What the task requires: Copy out each line of the listing that has the word "before" in it.

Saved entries
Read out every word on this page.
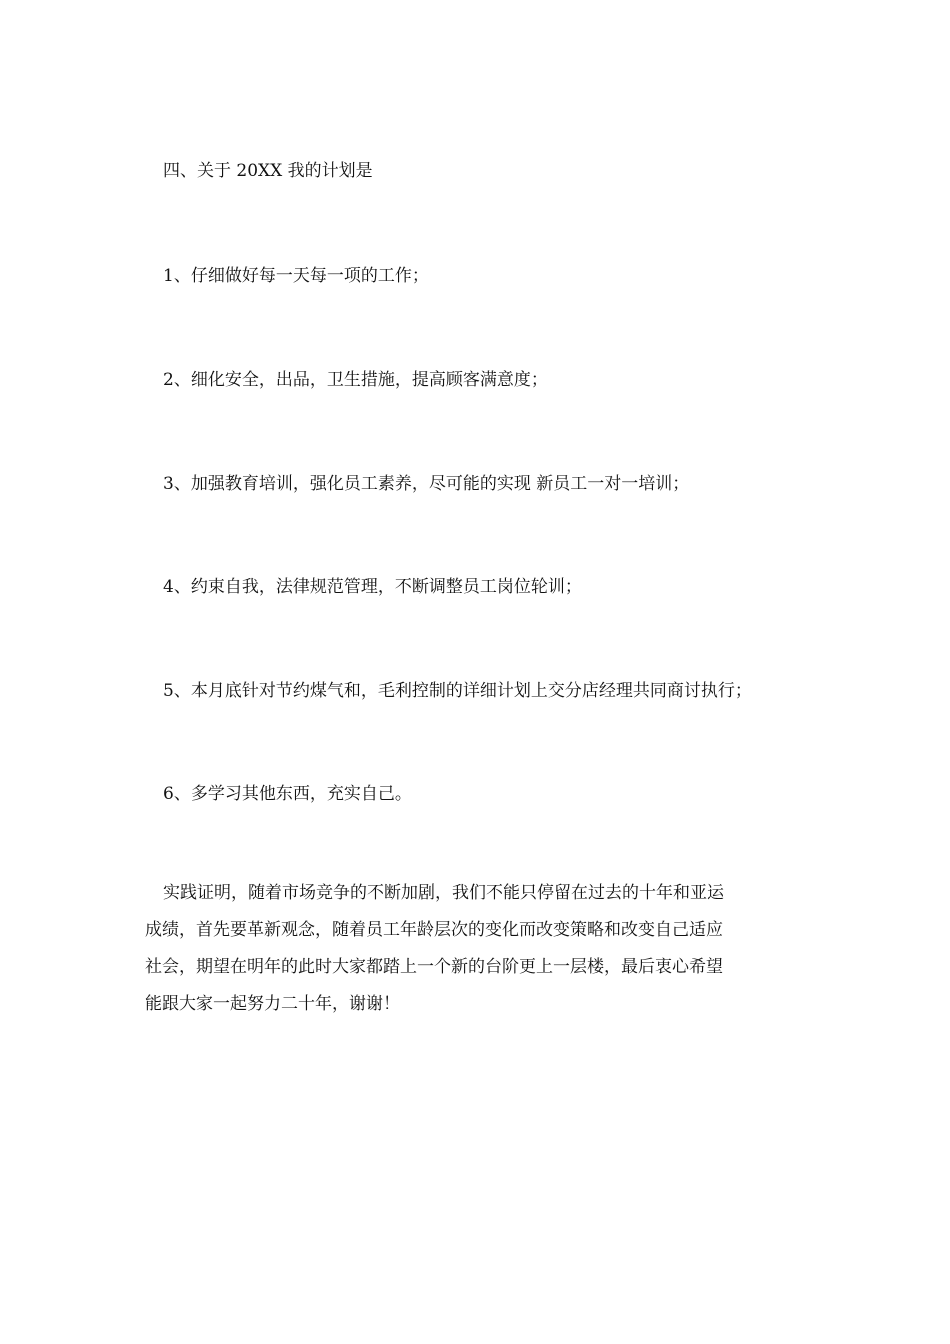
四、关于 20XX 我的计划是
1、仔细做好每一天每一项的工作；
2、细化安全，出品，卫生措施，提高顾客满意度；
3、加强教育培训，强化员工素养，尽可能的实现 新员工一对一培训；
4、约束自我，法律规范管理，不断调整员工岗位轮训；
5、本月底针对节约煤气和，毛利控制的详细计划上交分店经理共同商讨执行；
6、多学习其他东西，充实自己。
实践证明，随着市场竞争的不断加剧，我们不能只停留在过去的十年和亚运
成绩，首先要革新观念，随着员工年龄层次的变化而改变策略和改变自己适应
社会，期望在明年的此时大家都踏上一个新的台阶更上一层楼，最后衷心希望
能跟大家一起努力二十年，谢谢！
--
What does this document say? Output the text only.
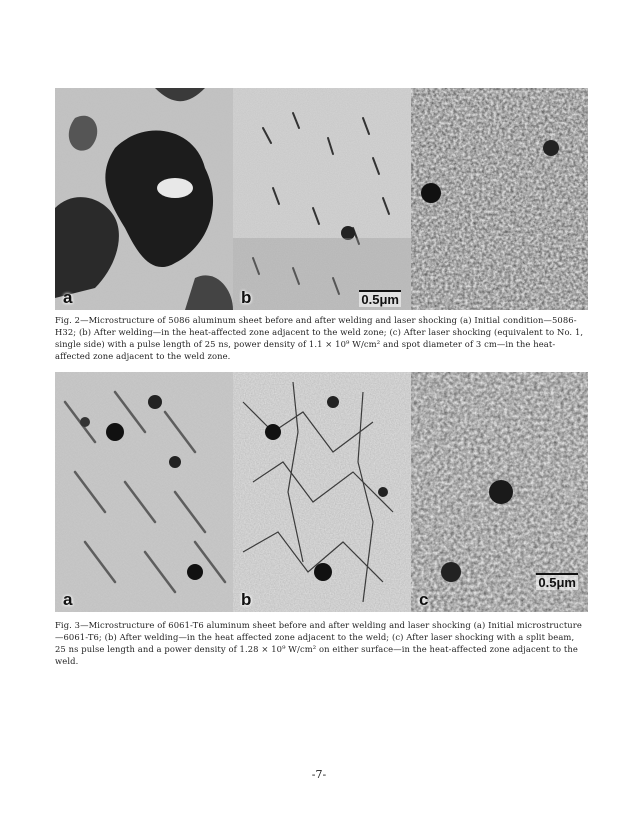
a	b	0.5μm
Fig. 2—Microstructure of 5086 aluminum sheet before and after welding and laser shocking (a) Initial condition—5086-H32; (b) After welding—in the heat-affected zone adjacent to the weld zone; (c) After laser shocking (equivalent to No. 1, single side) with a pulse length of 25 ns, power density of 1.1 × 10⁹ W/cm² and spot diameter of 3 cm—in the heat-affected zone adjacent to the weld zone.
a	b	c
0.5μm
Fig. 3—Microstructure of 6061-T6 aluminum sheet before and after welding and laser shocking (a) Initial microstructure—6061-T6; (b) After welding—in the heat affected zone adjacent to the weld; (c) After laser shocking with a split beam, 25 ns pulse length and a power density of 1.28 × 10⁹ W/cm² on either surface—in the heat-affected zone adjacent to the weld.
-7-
* * *
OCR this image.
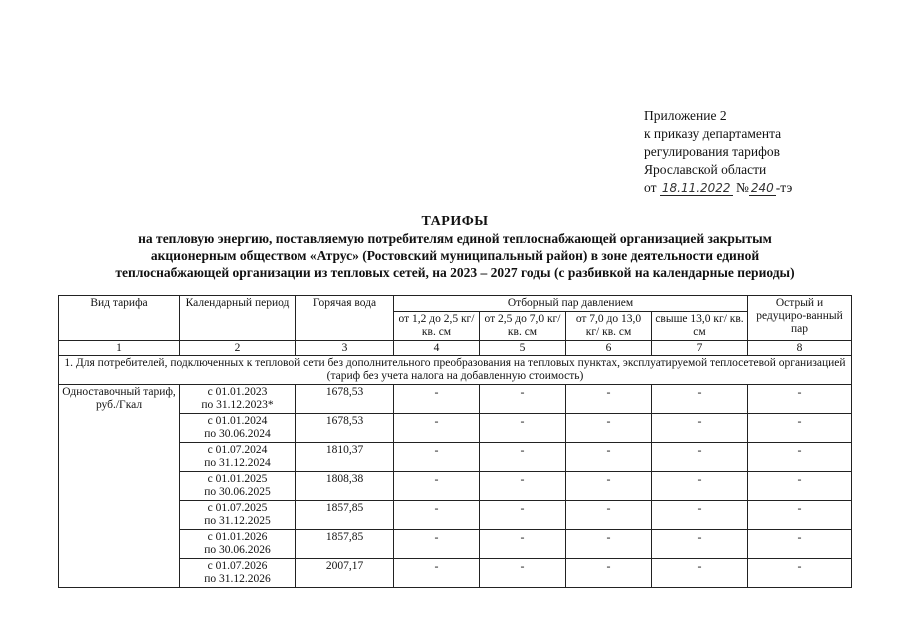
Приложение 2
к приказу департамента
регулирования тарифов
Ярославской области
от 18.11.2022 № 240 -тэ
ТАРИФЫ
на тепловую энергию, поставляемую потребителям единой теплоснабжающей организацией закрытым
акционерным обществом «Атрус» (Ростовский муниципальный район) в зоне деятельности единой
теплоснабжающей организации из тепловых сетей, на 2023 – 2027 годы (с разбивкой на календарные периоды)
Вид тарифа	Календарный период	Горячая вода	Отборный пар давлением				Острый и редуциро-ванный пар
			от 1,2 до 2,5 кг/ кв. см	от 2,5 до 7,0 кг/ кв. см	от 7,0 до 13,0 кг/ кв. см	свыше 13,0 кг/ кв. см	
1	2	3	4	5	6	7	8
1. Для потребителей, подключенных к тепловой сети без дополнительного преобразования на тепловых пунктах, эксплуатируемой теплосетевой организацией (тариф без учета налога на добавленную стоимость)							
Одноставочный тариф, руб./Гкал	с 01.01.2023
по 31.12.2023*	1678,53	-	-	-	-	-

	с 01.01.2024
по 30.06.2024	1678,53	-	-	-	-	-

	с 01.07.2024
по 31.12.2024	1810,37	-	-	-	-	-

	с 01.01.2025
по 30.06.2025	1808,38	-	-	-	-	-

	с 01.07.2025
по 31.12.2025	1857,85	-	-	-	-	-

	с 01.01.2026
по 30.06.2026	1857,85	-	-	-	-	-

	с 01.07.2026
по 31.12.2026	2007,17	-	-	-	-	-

Full solution:
Fig. 2—Microstructure of 5086 aluminum sheet before and after welding and laser shocking (a) Initial condition—5086-H32; (b) After welding—in the heat-affected zone adjacent to the weld zone; (c) After laser shocking (equivalent to No. 1, single side) with a pulse length of 25 ns, power density of 1.1 × 10⁹ W/cm² and spot diameter of 3 cm—in the heat-affected zone adjacent to the weld zone.
Fig. 3—Microstructure of 6061-T6 aluminum sheet before and after welding and laser shocking (a) Initial microstructure—6061-T6; (b) After welding—in the heat affected zone adjacent to the weld; (c) After laser shocking with a split beam, 25 ns pulse length and a power density of 1.28 × 10⁹ W/cm² on either surface—in the heat-affected zone adjacent to the weld.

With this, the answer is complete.